» **OBJECTIVE**: In the records below, tally every line containing "grid". Report only the total.

──────── SUPPLIED DATA ────────

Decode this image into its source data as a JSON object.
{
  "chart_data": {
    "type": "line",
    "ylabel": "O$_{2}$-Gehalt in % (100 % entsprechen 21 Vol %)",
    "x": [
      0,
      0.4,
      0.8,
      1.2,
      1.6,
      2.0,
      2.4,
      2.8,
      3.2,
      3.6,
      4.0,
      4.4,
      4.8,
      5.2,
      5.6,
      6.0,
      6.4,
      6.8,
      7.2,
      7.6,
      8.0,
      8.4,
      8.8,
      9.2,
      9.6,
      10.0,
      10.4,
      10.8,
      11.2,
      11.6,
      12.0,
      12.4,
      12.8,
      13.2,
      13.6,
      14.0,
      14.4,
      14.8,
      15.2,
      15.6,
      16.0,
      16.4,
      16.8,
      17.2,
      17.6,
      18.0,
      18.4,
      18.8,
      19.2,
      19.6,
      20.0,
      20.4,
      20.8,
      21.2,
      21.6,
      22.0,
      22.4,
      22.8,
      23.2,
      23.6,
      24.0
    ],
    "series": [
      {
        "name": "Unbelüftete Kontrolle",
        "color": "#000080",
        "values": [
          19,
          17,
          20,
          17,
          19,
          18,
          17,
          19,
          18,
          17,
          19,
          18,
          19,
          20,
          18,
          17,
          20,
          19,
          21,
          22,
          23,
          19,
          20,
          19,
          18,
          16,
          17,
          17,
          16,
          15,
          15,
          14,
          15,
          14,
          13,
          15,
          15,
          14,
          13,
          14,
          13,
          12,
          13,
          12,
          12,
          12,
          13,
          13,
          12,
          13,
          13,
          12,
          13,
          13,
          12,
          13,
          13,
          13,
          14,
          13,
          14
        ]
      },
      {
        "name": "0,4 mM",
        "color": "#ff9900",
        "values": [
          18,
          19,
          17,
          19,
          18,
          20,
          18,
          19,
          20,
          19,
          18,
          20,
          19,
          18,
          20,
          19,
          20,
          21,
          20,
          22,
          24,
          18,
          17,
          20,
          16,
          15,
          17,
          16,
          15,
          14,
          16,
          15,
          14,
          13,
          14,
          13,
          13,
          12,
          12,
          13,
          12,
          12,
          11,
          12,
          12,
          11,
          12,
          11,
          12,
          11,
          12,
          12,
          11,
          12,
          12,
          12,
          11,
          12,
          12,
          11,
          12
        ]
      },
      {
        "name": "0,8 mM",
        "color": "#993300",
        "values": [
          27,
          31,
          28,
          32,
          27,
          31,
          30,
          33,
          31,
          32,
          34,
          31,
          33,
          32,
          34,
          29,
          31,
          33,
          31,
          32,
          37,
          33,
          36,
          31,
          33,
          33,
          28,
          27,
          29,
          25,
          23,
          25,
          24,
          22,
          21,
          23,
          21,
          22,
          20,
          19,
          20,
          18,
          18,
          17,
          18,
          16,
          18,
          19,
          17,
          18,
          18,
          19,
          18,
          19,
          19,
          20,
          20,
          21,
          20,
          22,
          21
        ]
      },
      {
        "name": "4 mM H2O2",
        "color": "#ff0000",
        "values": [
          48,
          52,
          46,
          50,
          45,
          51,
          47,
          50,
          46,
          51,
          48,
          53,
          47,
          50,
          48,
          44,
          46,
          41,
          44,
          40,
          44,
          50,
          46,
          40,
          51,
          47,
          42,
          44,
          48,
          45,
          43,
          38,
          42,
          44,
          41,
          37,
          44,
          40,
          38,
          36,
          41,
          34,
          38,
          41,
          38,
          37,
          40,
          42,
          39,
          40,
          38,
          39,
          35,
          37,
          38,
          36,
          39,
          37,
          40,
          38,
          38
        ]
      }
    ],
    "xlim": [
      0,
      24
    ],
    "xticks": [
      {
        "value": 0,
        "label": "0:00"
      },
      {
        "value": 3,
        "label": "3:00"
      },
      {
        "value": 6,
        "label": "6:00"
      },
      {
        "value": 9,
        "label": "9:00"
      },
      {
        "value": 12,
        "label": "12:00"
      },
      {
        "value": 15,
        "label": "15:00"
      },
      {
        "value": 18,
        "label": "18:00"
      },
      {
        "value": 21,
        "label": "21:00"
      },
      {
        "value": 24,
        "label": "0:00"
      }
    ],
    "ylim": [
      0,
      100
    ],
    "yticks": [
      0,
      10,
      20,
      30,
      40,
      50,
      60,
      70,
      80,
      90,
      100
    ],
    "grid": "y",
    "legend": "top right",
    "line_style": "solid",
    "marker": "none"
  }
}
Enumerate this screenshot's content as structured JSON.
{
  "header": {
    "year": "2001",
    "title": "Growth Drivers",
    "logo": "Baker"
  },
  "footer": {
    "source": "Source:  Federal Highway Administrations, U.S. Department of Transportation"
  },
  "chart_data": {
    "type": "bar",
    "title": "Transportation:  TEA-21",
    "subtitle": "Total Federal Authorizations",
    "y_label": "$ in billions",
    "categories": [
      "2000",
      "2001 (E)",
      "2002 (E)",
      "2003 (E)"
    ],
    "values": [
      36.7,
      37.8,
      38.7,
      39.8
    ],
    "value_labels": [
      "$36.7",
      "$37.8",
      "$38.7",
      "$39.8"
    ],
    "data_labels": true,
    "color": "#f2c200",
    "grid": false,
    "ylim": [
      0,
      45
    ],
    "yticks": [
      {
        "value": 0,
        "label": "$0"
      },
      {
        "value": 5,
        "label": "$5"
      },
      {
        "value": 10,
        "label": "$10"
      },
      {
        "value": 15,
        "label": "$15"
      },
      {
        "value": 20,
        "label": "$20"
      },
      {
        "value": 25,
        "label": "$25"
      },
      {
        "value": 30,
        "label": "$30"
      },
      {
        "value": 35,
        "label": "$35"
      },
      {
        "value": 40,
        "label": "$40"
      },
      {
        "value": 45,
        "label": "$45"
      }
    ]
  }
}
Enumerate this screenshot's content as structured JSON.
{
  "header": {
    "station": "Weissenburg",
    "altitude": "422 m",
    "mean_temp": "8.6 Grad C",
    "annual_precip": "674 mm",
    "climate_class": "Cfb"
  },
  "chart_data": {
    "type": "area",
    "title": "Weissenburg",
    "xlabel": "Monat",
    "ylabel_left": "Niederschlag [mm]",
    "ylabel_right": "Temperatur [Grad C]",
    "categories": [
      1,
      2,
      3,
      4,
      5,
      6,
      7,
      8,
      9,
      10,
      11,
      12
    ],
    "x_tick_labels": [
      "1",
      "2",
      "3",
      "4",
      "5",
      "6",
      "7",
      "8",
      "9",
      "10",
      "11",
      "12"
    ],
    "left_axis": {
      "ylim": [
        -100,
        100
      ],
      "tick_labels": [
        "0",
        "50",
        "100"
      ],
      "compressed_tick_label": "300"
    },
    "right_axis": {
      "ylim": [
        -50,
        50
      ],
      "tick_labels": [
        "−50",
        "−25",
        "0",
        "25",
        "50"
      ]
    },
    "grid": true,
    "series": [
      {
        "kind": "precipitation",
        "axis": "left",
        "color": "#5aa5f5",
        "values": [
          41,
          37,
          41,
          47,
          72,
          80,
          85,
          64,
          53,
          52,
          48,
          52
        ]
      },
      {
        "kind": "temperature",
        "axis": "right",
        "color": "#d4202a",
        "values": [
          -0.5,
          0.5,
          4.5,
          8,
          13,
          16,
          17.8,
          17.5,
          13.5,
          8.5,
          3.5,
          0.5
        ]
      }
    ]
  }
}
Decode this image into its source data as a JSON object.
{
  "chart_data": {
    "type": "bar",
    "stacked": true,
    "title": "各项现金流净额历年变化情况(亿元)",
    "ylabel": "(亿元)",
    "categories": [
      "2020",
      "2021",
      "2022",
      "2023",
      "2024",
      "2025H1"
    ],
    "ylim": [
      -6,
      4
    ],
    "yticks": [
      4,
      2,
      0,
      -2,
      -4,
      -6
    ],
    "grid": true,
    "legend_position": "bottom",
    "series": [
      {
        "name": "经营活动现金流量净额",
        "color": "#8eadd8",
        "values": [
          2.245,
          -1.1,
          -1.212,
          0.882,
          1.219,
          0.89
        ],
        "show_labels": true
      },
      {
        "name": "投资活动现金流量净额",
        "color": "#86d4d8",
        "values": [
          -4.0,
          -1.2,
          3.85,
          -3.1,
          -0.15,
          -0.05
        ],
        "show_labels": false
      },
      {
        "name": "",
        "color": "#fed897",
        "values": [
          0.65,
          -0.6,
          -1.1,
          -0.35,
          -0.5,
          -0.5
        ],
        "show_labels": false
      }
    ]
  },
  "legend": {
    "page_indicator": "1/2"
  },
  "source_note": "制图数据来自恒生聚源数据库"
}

────────

» **SOLUTION FOR THIS TASK**: 4